---------- Available records ----------

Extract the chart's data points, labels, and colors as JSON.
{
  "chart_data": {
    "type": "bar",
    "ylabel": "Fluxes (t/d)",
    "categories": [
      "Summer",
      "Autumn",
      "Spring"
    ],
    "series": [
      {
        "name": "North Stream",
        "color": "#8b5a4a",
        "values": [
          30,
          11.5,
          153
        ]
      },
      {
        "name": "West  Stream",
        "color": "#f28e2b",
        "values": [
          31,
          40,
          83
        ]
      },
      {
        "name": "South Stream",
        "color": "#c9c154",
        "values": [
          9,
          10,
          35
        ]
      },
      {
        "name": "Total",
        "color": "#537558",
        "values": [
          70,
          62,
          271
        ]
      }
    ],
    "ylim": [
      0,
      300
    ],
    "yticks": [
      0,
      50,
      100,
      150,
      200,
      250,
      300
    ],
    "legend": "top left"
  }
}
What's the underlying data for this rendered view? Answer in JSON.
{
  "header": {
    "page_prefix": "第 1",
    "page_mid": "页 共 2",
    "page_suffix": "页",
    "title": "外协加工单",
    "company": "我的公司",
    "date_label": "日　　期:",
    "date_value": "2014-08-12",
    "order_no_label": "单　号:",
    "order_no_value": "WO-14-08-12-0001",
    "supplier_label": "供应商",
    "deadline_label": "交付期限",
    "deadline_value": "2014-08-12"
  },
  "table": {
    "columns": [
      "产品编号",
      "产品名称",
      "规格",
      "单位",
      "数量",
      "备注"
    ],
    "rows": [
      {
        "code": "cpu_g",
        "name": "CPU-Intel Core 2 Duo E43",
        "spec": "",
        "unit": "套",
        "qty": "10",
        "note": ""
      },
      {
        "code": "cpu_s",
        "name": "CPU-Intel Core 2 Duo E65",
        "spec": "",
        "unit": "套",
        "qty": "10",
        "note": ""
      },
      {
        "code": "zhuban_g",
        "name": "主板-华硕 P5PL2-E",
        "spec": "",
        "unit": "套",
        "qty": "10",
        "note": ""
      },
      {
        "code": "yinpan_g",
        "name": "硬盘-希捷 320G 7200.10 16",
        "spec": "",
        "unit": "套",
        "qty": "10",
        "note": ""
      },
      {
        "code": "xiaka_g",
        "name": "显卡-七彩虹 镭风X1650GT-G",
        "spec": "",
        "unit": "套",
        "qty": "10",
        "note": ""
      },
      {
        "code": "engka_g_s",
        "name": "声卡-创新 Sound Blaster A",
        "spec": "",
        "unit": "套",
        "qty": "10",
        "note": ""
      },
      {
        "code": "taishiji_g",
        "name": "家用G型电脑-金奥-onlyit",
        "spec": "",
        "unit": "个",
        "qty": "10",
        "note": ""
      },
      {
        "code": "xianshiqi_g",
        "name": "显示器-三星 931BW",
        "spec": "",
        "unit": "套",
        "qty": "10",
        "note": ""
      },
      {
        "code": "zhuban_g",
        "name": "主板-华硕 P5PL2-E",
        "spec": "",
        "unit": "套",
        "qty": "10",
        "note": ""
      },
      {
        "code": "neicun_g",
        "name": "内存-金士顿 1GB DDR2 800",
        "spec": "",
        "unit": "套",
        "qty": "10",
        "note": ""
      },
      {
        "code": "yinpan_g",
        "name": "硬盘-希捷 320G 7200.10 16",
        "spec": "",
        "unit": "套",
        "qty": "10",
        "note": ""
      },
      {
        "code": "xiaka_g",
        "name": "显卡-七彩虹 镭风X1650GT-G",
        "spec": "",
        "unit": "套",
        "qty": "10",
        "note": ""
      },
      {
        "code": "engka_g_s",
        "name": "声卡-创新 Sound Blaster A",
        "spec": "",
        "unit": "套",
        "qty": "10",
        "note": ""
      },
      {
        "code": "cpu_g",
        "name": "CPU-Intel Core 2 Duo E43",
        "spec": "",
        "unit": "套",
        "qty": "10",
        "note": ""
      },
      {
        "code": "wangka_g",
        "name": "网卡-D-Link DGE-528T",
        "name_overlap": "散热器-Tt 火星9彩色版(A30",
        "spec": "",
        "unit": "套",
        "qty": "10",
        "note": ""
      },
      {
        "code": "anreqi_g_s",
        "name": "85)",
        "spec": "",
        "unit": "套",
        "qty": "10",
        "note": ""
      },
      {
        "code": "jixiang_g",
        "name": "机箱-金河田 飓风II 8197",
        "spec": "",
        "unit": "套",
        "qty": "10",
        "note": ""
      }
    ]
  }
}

----------

Write every entry out again exactly.

**Final result**
Extract the chart's data points, labels, and colors as JSON.
{
  "chart_data": {
    "type": "bar",
    "ylabel": "Fluxes (t/d)",
    "categories": [
      "Summer",
      "Autumn",
      "Spring"
    ],
    "series": [
      {
        "name": "North Stream",
        "color": "#8b5a4a",
        "values": [
          30,
          11.5,
          153
        ]
      },
      {
        "name": "West  Stream",
        "color": "#f28e2b",
        "values": [
          31,
          40,
          83
        ]
      },
      {
        "name": "South Stream",
        "color": "#c9c154",
        "values": [
          9,
          10,
          35
        ]
      },
      {
        "name": "Total",
        "color": "#537558",
        "values": [
          70,
          62,
          271
        ]
      }
    ],
    "ylim": [
      0,
      300
    ],
    "yticks": [
      0,
      50,
      100,
      150,
      200,
      250,
      300
    ],
    "legend": "top left"
  }
}
What's the underlying data for this rendered view? Answer in JSON.
{
  "header": {
    "page_prefix": "第 1",
    "page_mid": "页 共 2",
    "page_suffix": "页",
    "title": "外协加工单",
    "company": "我的公司",
    "date_label": "日　　期:",
    "date_value": "2014-08-12",
    "order_no_label": "单　号:",
    "order_no_value": "WO-14-08-12-0001",
    "supplier_label": "供应商",
    "deadline_label": "交付期限",
    "deadline_value": "2014-08-12"
  },
  "table": {
    "columns": [
      "产品编号",
      "产品名称",
      "规格",
      "单位",
      "数量",
      "备注"
    ],
    "rows": [
      {
        "code": "cpu_g",
        "name": "CPU-Intel Core 2 Duo E43",
        "spec": "",
        "unit": "套",
        "qty": "10",
        "note": ""
      },
      {
        "code": "cpu_s",
        "name": "CPU-Intel Core 2 Duo E65",
        "spec": "",
        "unit": "套",
        "qty": "10",
        "note": ""
      },
      {
        "code": "zhuban_g",
        "name": "主板-华硕 P5PL2-E",
        "spec": "",
        "unit": "套",
        "qty": "10",
        "note": ""
      },
      {
        "code": "yinpan_g",
        "name": "硬盘-希捷 320G 7200.10 16",
        "spec": "",
        "unit": "套",
        "qty": "10",
        "note": ""
      },
      {
        "code": "xiaka_g",
        "name": "显卡-七彩虹 镭风X1650GT-G",
        "spec": "",
        "unit": "套",
        "qty": "10",
        "note": ""
      },
      {
        "code": "engka_g_s",
        "name": "声卡-创新 Sound Blaster A",
        "spec": "",
        "unit": "套",
        "qty": "10",
        "note": ""
      },
      {
        "code": "taishiji_g",
        "name": "家用G型电脑-金奥-onlyit",
        "spec": "",
        "unit": "个",
        "qty": "10",
        "note": ""
      },
      {
        "code": "xianshiqi_g",
        "name": "显示器-三星 931BW",
        "spec": "",
        "unit": "套",
        "qty": "10",
        "note": ""
      },
      {
        "code": "zhuban_g",
        "name": "主板-华硕 P5PL2-E",
        "spec": "",
        "unit": "套",
        "qty": "10",
        "note": ""
      },
      {
        "code": "neicun_g",
        "name": "内存-金士顿 1GB DDR2 800",
        "spec": "",
        "unit": "套",
        "qty": "10",
        "note": ""
      },
      {
        "code": "yinpan_g",
        "name": "硬盘-希捷 320G 7200.10 16",
        "spec": "",
        "unit": "套",
        "qty": "10",
        "note": ""
      },
      {
        "code": "xiaka_g",
        "name": "显卡-七彩虹 镭风X1650GT-G",
        "spec": "",
        "unit": "套",
        "qty": "10",
        "note": ""
      },
      {
        "code": "engka_g_s",
        "name": "声卡-创新 Sound Blaster A",
        "spec": "",
        "unit": "套",
        "qty": "10",
        "note": ""
      },
      {
        "code": "cpu_g",
        "name": "CPU-Intel Core 2 Duo E43",
        "spec": "",
        "unit": "套",
        "qty": "10",
        "note": ""
      },
      {
        "code": "wangka_g",
        "name": "网卡-D-Link DGE-528T",
        "name_overlap": "散热器-Tt 火星9彩色版(A30",
        "spec": "",
        "unit": "套",
        "qty": "10",
        "note": ""
      },
      {
        "code": "anreqi_g_s",
        "name": "85)",
        "spec": "",
        "unit": "套",
        "qty": "10",
        "note": ""
      },
      {
        "code": "jixiang_g",
        "name": "机箱-金河田 飓风II 8197",
        "spec": "",
        "unit": "套",
        "qty": "10",
        "note": ""
      }
    ]
  }
}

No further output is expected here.